____ Extracted material
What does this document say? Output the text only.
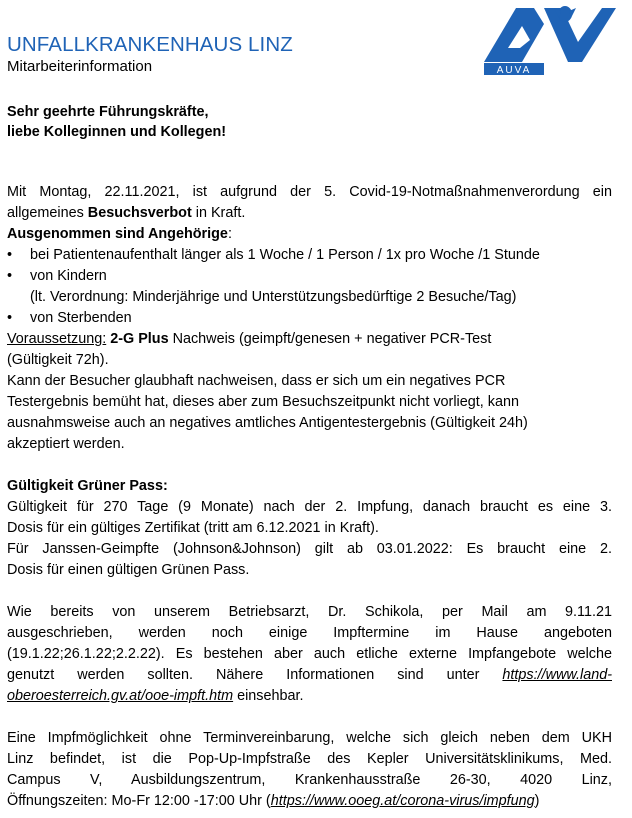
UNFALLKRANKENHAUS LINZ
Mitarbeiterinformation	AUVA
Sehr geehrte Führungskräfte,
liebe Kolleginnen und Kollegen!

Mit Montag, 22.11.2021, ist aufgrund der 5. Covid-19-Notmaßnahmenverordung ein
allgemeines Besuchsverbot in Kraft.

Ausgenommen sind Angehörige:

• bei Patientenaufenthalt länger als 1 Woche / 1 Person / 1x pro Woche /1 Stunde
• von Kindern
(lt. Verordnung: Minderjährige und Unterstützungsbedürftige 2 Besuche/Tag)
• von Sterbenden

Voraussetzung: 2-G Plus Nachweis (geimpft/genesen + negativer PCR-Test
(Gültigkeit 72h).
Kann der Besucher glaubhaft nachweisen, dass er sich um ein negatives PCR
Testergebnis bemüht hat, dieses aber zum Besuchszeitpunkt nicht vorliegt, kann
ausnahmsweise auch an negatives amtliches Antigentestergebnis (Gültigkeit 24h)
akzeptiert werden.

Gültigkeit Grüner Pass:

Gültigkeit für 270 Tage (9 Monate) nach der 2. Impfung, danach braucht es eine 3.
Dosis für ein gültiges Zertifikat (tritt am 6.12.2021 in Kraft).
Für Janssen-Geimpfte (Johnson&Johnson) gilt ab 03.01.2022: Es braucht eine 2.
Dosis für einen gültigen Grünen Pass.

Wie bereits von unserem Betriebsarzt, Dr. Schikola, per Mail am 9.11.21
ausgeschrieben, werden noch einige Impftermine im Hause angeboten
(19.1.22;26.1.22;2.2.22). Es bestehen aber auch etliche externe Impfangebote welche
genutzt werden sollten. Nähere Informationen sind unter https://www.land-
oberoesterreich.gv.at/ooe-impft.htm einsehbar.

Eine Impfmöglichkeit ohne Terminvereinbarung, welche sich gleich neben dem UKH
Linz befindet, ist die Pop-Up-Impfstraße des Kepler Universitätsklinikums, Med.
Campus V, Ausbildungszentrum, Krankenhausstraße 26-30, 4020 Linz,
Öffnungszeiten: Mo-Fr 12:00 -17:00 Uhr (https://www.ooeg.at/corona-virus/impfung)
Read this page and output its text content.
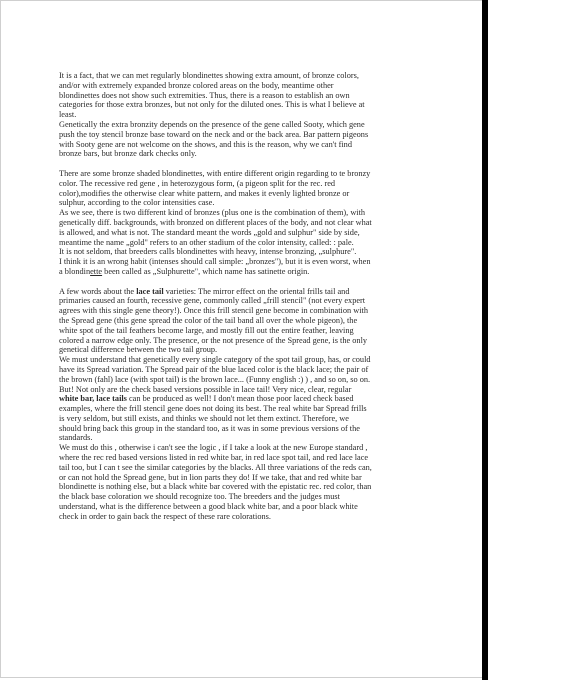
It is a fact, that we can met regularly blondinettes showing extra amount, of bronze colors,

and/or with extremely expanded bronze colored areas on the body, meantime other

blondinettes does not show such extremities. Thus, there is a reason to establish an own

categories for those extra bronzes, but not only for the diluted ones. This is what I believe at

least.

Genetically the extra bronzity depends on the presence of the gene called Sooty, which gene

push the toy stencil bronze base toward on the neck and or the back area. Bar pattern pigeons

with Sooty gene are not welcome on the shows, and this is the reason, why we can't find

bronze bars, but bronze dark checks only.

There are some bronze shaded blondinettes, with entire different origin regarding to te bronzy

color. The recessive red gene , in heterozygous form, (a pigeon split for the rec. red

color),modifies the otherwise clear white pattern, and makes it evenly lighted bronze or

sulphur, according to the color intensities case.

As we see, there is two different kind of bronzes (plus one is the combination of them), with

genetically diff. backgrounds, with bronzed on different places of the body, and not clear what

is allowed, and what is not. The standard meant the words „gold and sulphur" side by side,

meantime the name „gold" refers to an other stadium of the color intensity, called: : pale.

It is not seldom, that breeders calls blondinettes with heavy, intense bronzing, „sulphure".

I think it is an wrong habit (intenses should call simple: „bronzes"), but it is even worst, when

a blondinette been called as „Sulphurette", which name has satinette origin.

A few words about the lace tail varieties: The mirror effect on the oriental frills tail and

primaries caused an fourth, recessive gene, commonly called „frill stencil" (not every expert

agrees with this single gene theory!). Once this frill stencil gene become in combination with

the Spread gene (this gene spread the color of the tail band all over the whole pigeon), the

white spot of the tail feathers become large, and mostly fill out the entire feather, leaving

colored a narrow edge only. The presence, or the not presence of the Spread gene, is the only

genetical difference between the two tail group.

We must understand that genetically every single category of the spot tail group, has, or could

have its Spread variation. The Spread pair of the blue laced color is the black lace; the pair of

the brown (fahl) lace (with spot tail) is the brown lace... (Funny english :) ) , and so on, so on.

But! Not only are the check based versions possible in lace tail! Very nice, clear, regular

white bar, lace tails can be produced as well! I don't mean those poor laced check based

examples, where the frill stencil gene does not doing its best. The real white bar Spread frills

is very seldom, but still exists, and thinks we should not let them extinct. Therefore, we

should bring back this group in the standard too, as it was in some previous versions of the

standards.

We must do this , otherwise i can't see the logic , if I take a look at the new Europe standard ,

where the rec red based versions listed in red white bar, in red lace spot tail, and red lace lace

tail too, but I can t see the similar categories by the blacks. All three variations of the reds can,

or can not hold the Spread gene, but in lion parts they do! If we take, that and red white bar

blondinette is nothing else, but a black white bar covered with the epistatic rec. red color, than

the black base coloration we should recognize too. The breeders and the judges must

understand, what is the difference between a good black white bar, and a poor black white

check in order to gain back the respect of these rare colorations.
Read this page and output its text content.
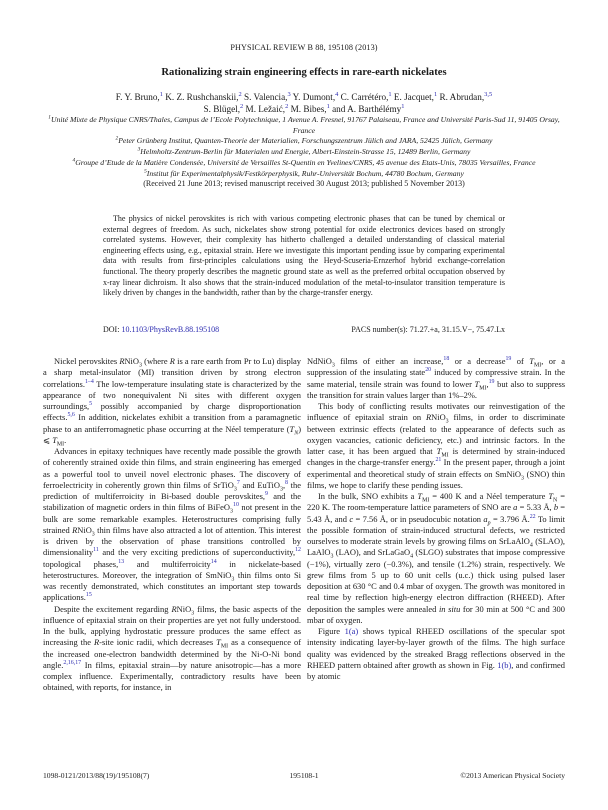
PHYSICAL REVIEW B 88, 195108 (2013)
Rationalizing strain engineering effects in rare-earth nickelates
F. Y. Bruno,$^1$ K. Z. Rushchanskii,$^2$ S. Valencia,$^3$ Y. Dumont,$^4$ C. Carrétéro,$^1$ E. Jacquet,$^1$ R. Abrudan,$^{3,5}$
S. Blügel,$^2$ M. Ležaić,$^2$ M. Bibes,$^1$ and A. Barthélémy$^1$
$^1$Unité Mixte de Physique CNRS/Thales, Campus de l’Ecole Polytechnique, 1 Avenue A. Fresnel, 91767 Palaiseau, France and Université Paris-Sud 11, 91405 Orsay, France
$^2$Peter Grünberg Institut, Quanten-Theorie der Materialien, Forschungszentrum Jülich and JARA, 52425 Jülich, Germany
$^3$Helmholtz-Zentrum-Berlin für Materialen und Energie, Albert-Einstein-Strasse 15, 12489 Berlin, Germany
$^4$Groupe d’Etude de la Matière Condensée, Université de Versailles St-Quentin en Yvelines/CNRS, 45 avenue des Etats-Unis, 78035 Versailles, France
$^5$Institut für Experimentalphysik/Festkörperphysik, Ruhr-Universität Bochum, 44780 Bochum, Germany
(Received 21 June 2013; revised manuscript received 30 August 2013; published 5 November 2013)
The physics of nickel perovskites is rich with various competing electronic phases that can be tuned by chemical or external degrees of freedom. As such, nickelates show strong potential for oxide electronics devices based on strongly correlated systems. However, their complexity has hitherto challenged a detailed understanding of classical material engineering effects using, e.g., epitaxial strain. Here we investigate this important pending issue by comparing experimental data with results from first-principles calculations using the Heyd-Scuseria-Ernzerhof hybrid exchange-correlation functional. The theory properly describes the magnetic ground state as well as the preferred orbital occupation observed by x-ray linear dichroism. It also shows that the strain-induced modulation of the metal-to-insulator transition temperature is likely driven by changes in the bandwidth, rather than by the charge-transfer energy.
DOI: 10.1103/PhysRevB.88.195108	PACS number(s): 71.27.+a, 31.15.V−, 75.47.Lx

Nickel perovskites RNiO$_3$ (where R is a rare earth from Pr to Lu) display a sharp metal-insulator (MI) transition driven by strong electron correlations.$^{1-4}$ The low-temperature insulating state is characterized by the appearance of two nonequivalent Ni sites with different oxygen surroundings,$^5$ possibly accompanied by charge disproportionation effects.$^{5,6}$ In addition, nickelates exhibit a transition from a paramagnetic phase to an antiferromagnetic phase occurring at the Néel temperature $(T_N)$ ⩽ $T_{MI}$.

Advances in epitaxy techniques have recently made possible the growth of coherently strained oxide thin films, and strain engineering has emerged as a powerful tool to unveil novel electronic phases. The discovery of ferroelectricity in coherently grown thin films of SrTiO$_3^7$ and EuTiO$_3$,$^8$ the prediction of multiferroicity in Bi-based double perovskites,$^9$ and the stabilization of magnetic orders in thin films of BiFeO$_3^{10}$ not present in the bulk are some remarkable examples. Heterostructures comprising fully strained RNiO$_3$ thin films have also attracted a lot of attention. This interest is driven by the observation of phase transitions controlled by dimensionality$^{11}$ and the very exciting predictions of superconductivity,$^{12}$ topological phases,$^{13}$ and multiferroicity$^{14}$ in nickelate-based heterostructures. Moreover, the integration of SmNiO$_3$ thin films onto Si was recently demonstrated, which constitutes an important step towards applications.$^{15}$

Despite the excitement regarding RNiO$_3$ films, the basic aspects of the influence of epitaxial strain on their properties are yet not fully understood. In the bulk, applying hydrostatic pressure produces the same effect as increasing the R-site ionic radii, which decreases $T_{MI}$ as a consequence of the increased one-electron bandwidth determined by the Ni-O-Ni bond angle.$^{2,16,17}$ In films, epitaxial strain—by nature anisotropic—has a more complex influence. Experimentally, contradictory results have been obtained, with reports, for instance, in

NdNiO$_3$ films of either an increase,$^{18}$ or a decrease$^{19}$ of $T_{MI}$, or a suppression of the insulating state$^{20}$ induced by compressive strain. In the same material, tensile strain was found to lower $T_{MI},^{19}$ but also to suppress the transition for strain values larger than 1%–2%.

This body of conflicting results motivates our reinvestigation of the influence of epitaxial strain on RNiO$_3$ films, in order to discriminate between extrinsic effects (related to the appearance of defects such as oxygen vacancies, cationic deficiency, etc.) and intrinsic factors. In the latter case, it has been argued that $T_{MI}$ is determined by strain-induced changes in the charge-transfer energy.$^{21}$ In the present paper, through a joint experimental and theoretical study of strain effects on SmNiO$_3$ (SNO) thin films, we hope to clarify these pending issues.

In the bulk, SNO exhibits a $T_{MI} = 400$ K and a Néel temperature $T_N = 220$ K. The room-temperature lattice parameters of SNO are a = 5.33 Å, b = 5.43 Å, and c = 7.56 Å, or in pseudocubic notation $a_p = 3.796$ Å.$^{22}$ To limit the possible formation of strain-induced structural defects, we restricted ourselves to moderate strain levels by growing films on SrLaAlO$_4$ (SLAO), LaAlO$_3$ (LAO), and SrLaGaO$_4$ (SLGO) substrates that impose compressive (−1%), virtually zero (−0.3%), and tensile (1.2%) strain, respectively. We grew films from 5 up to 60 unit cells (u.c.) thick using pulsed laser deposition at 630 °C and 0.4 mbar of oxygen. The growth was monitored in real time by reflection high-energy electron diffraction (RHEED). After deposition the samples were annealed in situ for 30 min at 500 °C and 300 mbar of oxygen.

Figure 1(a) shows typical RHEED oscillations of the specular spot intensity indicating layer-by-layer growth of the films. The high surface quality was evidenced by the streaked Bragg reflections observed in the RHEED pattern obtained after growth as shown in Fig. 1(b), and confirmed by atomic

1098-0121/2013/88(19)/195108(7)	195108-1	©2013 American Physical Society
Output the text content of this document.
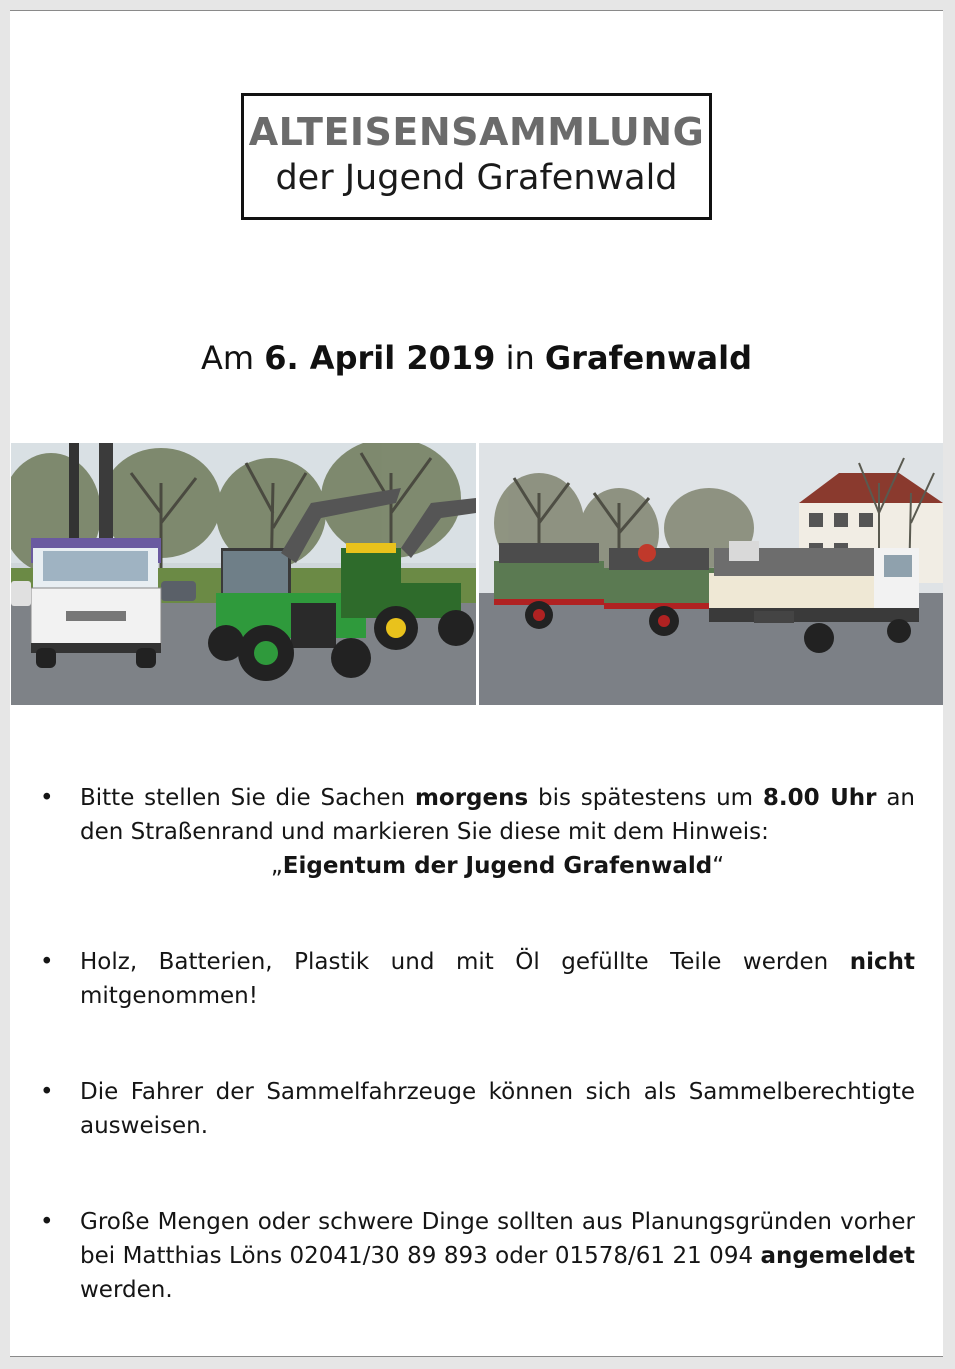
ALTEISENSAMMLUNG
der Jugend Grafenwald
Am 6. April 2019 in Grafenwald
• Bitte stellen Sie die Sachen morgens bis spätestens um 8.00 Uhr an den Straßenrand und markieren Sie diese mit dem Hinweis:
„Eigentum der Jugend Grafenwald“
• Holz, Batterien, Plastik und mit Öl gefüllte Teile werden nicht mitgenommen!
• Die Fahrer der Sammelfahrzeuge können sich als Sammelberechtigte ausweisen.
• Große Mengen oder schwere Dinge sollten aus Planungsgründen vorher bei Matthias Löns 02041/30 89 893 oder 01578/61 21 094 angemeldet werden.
________
== The task ==
Using the records above, copy each line that contains "categories".

== Answer section ==
categories for those extra bronzes, but not only for the diluted ones. This is what I believe at
tail too, but I can t see the similar categories by the blacks. All three variations of the reds can,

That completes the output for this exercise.